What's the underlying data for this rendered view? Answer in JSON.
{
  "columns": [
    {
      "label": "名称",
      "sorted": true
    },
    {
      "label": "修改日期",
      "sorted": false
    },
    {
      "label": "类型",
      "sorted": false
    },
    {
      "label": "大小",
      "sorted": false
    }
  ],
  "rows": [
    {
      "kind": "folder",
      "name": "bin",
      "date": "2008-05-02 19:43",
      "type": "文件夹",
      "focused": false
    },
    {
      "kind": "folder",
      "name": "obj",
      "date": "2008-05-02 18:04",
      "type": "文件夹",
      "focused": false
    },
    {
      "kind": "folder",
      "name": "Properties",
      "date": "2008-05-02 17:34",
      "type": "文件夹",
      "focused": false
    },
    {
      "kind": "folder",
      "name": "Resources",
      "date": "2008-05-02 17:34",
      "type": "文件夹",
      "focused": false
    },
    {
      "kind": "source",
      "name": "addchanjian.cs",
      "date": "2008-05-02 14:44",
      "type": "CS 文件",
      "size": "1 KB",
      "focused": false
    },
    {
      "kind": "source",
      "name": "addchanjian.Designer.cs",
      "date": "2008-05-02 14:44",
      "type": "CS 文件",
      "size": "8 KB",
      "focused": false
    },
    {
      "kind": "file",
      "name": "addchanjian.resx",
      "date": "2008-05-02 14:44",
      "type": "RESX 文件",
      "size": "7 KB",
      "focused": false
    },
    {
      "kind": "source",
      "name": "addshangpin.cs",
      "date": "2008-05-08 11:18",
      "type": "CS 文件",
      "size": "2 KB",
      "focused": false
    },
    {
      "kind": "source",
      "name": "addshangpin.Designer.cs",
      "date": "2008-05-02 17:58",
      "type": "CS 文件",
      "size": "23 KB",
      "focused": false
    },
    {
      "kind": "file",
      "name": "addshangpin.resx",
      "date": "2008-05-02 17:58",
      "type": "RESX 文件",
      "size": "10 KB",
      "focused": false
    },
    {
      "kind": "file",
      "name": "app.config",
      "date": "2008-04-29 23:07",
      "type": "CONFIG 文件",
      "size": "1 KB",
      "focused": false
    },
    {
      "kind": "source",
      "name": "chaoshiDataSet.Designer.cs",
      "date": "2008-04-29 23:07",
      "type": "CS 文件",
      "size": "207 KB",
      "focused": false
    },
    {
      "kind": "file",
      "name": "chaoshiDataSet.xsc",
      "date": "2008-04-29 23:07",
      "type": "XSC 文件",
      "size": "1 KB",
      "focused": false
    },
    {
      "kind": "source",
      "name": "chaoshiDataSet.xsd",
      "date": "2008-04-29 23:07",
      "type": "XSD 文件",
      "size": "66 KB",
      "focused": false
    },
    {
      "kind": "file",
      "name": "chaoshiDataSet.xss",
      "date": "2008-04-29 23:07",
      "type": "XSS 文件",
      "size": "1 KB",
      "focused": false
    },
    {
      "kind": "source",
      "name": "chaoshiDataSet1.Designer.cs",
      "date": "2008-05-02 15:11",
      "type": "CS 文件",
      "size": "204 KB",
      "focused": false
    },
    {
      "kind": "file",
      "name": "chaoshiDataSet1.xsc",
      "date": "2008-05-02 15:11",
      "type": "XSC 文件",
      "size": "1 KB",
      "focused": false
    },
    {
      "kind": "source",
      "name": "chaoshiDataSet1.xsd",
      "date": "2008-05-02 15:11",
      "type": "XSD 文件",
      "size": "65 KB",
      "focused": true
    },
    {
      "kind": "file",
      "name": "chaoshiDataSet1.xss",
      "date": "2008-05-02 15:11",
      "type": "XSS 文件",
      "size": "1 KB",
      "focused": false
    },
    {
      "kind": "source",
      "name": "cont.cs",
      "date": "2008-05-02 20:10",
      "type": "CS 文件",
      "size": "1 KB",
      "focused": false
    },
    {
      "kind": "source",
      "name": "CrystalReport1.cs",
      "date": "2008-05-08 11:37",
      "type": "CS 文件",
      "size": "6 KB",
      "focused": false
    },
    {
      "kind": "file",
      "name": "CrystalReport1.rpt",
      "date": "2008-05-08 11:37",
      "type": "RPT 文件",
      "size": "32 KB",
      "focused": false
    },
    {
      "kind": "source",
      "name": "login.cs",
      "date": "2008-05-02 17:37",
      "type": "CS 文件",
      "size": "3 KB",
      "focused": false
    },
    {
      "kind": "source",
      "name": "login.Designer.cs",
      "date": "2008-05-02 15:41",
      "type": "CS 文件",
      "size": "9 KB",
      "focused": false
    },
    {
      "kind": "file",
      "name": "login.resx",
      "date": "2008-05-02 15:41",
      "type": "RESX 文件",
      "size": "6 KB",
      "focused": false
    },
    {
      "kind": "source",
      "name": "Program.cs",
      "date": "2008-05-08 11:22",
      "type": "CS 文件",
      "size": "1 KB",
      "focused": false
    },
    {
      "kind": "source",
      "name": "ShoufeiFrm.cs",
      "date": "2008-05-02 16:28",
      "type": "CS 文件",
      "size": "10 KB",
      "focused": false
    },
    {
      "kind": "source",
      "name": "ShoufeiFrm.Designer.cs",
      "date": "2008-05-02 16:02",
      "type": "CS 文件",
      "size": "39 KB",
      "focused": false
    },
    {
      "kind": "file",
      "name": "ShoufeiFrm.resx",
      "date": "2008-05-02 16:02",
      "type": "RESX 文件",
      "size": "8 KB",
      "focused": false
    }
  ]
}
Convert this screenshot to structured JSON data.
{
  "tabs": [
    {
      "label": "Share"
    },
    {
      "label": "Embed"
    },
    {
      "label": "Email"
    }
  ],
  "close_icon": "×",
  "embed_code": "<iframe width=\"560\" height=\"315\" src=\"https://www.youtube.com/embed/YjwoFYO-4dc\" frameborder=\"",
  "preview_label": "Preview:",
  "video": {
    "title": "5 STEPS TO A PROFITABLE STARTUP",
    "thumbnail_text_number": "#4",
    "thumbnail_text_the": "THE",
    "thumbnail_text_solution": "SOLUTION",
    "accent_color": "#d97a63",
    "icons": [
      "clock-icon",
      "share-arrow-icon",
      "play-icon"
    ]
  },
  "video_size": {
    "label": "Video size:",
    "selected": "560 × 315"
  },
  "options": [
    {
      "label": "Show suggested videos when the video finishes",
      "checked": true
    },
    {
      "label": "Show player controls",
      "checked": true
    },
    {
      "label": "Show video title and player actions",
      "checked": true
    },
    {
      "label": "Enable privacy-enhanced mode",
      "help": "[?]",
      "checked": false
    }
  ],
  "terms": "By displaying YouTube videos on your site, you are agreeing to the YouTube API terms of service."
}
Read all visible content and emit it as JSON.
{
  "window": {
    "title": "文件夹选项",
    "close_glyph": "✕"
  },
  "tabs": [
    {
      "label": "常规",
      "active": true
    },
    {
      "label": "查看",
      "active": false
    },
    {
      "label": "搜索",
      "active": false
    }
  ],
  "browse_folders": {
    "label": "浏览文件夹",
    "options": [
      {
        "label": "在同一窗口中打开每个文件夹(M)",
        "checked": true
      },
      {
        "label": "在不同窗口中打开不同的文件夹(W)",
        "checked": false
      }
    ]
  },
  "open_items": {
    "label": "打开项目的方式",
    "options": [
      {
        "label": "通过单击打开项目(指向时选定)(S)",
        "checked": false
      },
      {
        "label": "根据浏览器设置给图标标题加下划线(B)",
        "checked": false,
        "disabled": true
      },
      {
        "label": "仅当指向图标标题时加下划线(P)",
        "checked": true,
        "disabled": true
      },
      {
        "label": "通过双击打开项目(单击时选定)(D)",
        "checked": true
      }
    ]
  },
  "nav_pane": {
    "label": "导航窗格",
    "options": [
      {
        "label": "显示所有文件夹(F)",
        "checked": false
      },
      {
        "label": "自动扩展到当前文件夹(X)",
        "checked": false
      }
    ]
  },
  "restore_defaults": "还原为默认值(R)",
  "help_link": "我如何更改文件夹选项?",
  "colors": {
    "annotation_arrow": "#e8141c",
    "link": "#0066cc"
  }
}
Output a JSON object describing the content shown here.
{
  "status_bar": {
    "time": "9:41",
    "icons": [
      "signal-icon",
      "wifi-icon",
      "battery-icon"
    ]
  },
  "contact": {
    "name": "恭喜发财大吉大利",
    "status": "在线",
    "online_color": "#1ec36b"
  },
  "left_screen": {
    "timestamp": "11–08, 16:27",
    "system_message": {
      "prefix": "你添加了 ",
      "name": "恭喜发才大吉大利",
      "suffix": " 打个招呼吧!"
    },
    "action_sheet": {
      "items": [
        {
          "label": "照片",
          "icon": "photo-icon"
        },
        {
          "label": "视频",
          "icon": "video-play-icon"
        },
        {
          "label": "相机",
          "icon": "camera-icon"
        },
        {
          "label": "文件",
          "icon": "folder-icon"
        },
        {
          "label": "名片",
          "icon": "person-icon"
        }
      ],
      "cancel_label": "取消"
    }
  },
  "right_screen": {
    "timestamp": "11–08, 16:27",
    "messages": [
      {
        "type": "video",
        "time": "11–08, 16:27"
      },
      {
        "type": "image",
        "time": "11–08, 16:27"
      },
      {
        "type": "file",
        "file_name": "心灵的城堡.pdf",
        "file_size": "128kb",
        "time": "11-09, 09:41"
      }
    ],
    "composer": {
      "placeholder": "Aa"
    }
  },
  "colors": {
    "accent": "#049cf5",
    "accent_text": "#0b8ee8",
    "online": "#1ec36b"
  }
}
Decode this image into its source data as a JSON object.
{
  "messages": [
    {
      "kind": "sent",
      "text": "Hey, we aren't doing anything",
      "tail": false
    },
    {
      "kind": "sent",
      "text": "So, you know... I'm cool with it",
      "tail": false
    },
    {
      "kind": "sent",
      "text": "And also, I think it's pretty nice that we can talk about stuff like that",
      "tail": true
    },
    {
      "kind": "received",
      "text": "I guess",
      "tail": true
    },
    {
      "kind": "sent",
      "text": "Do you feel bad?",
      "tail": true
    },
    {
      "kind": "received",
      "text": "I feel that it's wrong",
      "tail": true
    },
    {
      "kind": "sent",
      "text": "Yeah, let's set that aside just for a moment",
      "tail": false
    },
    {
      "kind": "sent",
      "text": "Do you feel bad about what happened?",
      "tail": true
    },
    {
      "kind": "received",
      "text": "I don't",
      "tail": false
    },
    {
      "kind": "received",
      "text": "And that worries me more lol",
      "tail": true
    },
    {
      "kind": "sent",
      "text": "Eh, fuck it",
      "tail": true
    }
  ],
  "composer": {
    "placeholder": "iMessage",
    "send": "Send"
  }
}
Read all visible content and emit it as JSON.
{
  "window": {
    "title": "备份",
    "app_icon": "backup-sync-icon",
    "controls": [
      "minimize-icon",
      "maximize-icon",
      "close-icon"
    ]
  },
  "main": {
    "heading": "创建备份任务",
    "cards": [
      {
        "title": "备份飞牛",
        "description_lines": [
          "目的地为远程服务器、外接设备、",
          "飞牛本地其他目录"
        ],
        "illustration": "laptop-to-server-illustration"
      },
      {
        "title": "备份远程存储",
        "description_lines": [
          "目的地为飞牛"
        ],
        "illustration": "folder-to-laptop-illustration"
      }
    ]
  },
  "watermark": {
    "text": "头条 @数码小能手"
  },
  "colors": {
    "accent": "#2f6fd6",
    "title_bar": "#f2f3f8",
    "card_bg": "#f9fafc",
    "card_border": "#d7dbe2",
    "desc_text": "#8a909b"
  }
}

────

Pull out every line of the records above that contains the word "controls".

      "label": "Show player controls",
    "controls": [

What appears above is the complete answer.